Start of The records

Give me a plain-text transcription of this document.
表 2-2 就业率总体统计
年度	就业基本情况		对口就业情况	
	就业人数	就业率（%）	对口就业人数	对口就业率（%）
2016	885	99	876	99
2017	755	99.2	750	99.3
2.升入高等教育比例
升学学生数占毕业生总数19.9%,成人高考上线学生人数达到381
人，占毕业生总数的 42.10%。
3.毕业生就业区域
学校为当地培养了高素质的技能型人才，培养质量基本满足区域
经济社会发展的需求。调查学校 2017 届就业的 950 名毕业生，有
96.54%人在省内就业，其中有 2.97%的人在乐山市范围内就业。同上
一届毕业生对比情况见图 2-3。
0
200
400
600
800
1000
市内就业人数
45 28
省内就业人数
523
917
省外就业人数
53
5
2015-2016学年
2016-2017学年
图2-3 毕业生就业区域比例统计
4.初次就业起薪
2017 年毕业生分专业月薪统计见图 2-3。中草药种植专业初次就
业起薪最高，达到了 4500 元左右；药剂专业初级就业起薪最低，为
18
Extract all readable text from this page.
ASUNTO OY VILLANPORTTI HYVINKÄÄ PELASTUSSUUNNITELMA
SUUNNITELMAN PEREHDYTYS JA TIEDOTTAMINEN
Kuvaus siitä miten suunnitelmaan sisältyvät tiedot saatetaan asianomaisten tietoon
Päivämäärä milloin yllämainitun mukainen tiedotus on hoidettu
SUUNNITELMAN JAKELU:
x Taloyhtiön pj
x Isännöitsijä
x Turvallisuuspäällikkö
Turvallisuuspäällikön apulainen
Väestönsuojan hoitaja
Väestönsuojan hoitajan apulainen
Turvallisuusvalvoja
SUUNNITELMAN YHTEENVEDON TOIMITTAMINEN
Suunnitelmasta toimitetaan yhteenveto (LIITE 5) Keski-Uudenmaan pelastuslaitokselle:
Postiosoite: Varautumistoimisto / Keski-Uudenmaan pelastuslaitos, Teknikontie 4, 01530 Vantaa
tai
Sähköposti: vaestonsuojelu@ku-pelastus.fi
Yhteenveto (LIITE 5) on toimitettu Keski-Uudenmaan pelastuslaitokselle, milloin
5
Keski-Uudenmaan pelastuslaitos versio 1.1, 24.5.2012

End of The records
Start of The records

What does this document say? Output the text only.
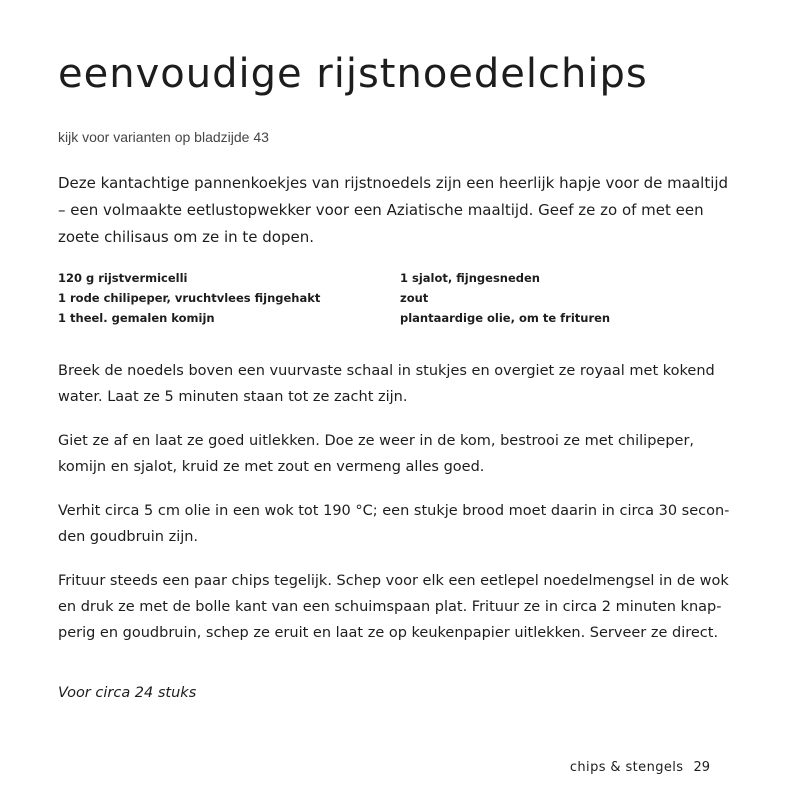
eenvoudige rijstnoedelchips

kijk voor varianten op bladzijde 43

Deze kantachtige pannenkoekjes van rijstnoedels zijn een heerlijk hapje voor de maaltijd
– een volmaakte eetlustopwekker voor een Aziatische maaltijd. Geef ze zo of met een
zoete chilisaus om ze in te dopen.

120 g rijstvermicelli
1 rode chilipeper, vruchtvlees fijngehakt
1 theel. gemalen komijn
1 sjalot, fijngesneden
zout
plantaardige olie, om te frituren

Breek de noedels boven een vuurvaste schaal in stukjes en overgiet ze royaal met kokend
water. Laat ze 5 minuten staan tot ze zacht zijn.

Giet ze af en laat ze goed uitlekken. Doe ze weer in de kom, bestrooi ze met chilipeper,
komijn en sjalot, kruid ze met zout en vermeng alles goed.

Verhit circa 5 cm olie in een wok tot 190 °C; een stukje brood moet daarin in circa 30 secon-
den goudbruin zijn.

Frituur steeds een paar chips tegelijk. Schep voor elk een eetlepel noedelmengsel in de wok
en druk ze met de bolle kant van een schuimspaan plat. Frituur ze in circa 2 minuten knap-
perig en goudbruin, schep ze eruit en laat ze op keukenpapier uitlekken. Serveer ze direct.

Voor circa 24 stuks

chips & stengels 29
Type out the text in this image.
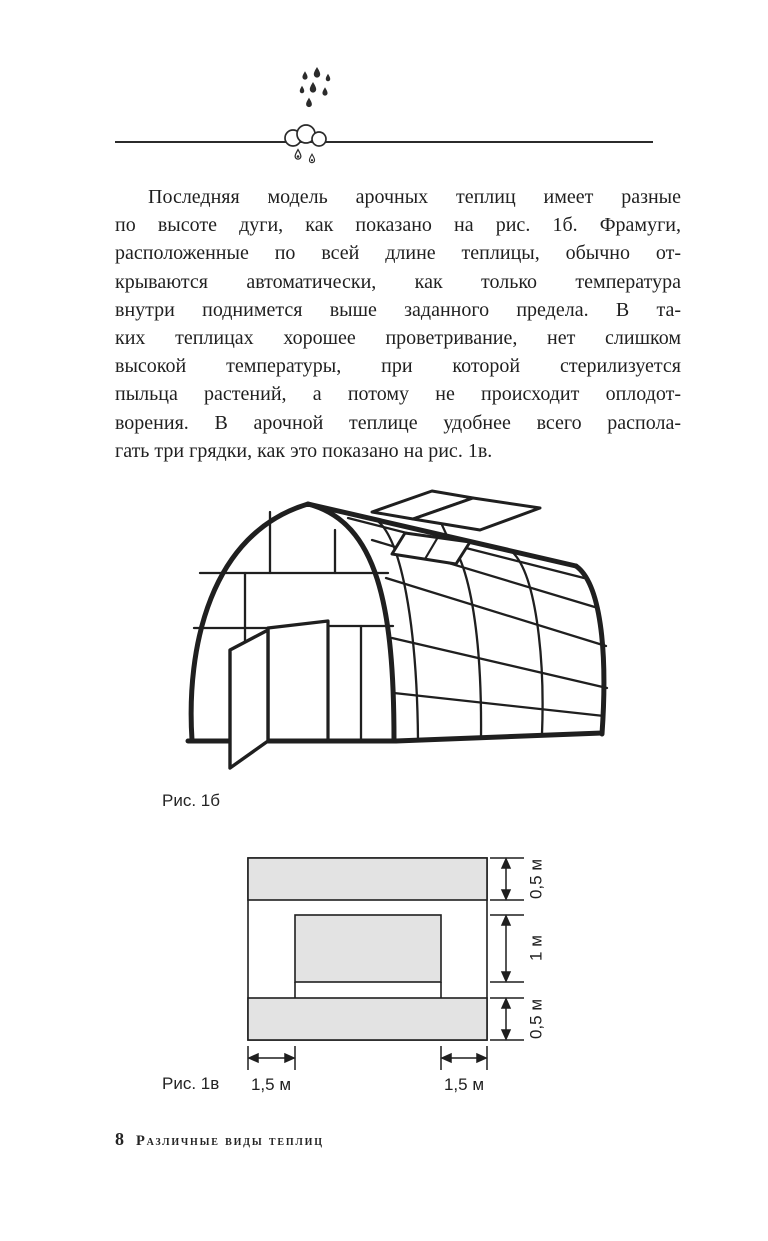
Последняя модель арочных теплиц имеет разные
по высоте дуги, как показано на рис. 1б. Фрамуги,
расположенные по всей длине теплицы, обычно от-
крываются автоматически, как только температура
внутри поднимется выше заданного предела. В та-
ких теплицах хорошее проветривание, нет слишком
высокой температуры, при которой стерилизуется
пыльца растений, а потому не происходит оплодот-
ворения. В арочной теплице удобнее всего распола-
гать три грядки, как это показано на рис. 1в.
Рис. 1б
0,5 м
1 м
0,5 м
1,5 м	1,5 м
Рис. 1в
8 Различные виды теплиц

End of The records

Look for "Keski" and pull out every line that has it.

Suunnitelmasta toimitetaan yhteenveto (LIITE 5) Keski-Uudenmaan pelastuslaitokselle:
Postiosoite: Varautumistoimisto / Keski-Uudenmaan pelastuslaitos, Teknikontie 4, 01530 Vantaa
Yhteenveto (LIITE 5) on toimitettu Keski-Uudenmaan pelastuslaitokselle, milloin
Keski-Uudenmaan pelastuslaitos versio 1.1, 24.5.2012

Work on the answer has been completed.